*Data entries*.
################

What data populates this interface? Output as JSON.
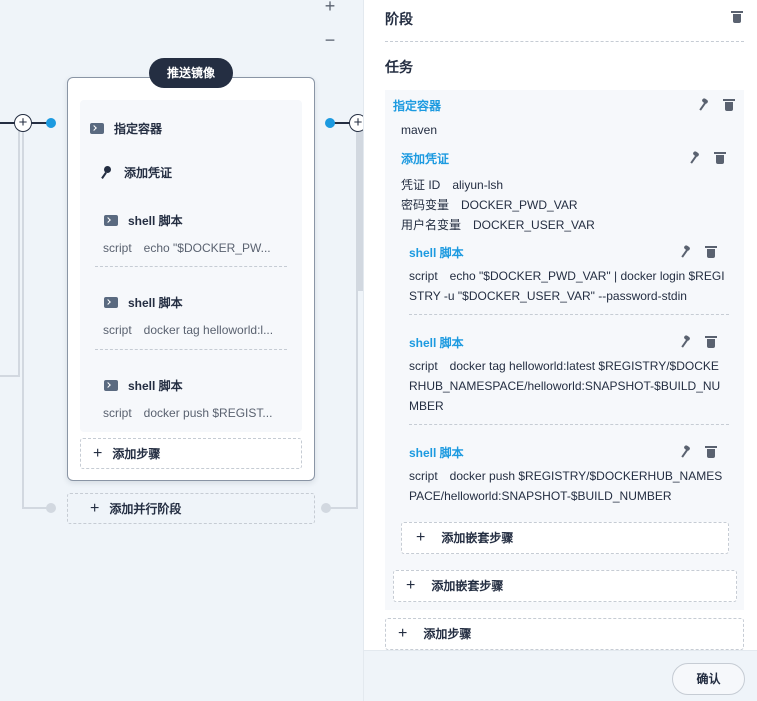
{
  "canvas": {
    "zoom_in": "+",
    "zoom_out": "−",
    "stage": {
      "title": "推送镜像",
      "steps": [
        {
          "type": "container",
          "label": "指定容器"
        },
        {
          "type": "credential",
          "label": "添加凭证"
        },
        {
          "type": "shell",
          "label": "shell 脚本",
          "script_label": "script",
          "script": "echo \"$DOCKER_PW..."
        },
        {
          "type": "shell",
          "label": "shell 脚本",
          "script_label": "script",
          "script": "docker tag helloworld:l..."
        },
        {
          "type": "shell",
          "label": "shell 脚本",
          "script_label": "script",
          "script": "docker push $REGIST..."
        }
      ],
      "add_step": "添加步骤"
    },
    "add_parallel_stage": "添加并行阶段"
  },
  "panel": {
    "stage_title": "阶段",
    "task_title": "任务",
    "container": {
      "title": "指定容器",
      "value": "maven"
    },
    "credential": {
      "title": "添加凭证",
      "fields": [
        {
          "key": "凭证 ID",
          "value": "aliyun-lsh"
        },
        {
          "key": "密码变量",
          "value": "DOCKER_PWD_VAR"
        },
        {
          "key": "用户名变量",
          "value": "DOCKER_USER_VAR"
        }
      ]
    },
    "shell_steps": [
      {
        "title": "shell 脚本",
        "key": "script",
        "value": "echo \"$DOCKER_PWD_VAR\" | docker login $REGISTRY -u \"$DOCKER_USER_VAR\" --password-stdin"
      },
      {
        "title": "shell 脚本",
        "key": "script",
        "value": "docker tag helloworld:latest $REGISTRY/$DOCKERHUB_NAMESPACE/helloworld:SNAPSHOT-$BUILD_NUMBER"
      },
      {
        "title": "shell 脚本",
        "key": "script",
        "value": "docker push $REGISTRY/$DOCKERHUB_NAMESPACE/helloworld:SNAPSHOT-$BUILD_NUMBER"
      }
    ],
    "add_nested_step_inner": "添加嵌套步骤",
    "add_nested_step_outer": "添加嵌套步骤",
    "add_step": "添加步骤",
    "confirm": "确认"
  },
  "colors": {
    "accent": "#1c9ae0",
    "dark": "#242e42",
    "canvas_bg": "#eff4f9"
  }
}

################

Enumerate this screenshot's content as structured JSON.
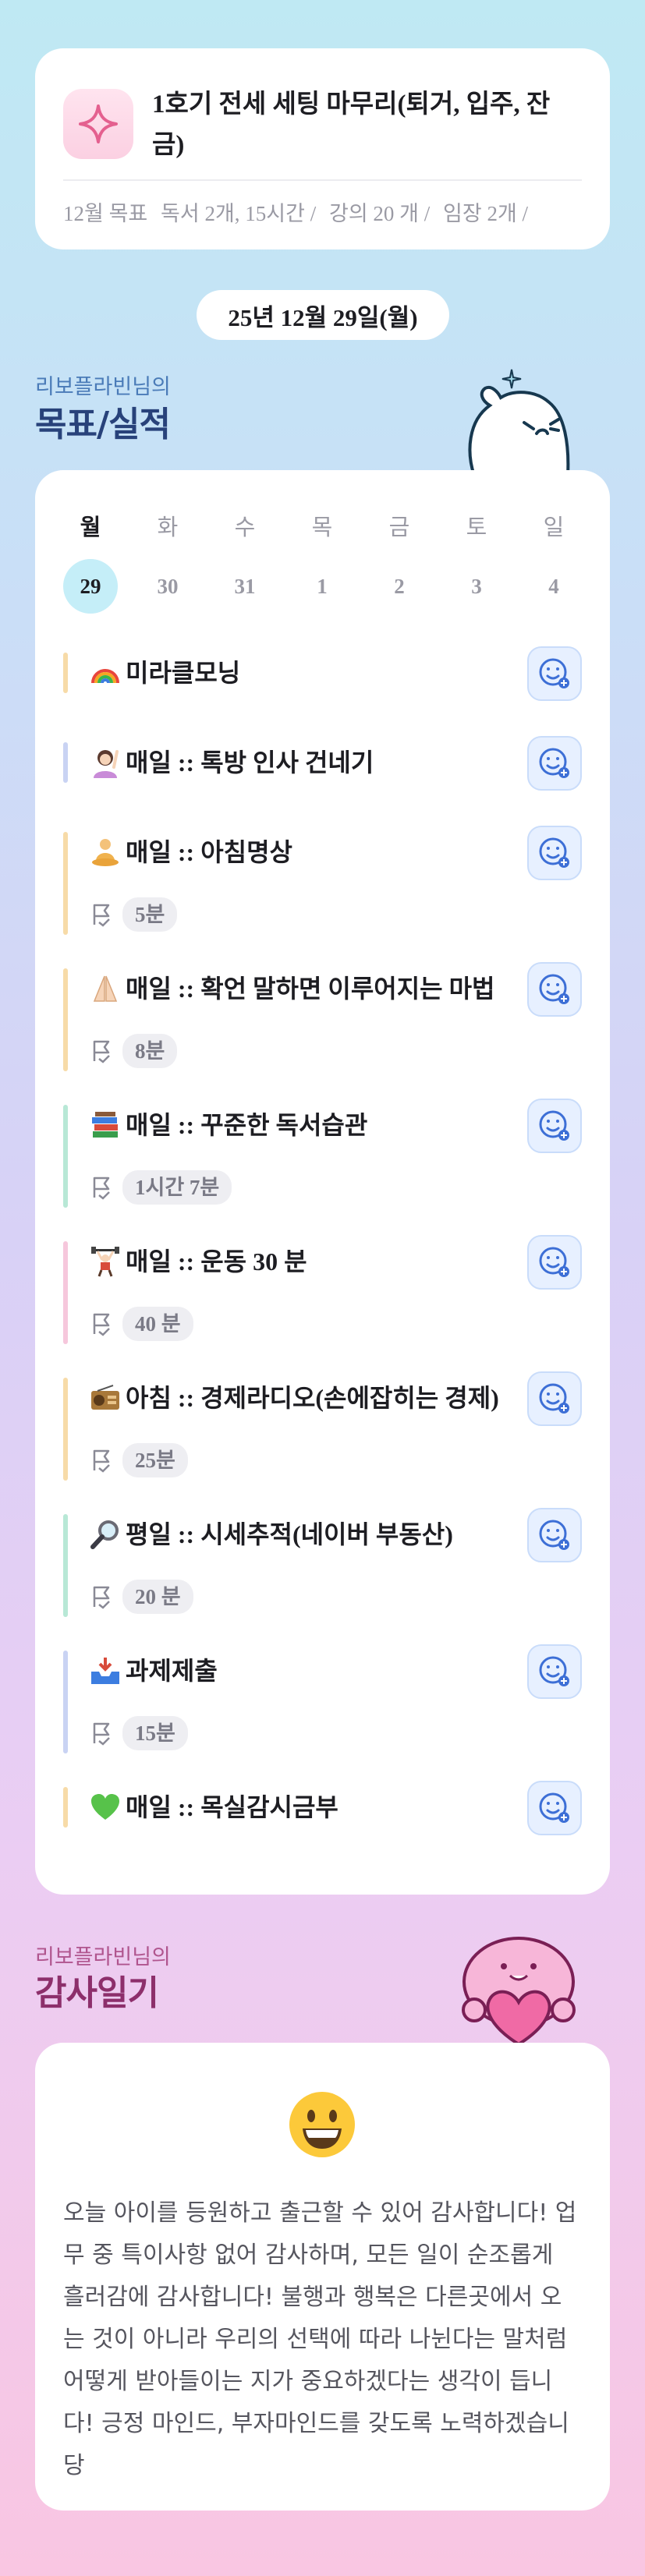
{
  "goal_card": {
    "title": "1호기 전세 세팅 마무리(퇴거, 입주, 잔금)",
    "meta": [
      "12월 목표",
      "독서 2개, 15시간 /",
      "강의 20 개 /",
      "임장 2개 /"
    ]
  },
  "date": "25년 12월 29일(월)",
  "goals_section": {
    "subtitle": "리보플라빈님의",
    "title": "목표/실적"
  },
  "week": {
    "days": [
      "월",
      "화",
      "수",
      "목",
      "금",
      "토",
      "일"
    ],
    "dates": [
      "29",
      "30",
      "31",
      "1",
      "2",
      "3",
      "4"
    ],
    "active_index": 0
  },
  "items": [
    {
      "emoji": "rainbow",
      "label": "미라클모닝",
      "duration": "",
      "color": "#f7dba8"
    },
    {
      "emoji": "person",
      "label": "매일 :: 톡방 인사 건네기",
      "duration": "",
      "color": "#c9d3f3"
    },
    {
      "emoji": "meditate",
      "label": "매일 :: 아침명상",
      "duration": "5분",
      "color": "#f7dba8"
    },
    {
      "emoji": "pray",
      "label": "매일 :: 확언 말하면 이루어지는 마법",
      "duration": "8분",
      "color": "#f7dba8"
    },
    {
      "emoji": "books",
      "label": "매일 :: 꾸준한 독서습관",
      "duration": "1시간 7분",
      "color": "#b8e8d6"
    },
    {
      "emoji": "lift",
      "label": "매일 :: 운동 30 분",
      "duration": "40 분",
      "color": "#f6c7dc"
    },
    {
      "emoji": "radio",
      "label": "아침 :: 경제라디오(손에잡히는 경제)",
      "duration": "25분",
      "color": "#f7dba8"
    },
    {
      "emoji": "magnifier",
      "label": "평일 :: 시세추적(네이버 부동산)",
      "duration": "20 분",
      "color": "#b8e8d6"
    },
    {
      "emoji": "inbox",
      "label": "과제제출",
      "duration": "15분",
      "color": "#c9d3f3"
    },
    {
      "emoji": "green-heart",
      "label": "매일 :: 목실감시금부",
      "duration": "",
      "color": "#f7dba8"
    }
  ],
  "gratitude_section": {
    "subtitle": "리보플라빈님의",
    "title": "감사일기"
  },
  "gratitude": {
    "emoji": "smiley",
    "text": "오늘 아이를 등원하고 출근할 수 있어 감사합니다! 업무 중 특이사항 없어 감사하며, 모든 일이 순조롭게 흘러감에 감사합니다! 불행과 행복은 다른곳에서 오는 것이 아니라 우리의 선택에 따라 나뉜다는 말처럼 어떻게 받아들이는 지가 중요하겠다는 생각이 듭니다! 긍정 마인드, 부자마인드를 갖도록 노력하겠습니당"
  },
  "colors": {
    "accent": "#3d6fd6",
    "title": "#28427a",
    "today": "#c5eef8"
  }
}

################

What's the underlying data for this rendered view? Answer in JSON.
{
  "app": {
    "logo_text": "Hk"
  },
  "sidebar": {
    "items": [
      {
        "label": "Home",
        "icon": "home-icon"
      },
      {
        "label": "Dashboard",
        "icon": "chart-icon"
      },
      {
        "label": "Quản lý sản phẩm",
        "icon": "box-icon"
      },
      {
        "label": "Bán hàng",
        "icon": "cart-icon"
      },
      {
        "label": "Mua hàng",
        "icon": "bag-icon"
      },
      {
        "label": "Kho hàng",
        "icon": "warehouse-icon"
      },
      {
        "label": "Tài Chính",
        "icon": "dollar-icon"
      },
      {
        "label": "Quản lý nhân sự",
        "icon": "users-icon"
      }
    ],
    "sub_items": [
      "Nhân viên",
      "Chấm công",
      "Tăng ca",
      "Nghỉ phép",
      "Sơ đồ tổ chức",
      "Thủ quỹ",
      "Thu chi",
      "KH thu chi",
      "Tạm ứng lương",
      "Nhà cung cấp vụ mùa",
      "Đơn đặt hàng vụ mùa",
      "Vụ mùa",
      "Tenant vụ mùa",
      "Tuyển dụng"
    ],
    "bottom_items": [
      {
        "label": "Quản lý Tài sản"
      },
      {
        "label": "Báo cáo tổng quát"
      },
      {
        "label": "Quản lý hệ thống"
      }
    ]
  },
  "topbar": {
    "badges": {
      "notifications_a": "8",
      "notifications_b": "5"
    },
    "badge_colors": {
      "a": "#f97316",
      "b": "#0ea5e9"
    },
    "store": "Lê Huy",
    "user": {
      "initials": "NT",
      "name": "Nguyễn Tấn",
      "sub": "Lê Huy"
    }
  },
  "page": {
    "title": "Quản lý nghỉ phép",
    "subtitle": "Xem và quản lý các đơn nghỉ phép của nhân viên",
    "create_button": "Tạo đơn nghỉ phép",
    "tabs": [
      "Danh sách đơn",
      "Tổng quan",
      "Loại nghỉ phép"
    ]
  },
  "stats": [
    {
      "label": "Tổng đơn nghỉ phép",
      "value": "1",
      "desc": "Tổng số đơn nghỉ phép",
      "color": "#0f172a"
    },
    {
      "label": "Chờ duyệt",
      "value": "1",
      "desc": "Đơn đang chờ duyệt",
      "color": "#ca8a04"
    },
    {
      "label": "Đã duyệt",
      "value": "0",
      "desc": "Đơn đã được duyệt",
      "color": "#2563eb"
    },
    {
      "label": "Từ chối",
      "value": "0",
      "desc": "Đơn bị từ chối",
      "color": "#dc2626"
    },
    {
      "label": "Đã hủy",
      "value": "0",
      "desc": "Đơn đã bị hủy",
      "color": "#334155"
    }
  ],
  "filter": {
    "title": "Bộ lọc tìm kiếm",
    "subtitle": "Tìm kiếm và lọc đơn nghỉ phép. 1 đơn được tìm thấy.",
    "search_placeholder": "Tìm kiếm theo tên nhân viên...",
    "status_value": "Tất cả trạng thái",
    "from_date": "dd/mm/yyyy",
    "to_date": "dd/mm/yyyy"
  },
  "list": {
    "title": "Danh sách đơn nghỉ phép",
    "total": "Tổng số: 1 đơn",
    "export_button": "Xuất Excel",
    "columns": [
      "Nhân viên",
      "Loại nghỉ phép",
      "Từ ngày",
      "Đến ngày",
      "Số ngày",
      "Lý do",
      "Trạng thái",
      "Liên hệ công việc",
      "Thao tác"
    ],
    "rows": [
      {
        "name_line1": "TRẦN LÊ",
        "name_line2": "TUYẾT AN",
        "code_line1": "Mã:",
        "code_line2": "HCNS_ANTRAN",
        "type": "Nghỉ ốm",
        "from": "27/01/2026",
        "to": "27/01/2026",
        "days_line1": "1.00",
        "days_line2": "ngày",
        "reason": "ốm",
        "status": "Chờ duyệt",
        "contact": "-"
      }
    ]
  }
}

################

*WHAT TO WORK ON*. Copy out the lines that hold "yyyy".

*SOLUTION TO THE PROBLEM*.
    "from_date": "dd/mm/yyyy",
    "to_date": "dd/mm/yyyy"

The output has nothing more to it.